-- start --

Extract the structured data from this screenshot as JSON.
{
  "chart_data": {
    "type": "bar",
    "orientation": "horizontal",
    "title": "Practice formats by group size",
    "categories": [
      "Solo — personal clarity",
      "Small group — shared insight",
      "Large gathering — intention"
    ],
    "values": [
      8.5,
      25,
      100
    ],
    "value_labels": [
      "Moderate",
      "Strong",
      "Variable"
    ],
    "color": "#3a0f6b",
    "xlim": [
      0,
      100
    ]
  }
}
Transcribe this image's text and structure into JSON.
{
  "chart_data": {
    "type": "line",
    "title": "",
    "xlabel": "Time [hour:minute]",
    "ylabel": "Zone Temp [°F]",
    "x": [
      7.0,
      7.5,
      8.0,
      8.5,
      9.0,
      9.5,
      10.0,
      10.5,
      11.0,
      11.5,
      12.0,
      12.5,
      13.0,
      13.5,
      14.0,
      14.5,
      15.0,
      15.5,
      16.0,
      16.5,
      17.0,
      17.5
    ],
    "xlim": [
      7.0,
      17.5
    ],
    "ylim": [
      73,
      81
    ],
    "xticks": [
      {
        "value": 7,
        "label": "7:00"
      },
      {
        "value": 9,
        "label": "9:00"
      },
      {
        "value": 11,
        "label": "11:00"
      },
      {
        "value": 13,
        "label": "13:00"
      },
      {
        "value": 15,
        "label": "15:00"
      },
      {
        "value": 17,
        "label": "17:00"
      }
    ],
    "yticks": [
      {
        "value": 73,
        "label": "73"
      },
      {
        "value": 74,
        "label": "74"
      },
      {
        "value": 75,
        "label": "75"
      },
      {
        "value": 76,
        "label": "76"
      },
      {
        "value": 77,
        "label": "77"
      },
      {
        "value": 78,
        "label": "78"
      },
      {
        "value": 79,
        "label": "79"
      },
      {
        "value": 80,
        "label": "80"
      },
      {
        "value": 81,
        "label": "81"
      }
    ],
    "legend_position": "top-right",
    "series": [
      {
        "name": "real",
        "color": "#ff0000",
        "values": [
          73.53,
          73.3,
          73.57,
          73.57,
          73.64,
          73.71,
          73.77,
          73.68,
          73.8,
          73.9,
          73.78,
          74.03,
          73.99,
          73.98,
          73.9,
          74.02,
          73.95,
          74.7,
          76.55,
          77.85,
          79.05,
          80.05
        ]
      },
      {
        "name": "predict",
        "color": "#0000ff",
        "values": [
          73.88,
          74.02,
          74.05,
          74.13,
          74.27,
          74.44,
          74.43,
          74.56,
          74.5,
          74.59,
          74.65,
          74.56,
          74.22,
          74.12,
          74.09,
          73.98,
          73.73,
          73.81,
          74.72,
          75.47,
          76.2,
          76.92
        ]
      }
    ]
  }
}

-- end --

Written exercise. Find the string "group" in the entries above and return each line that holds it.

Full output.
    "title": "Practice formats by group size",
      "Small group — shared insight",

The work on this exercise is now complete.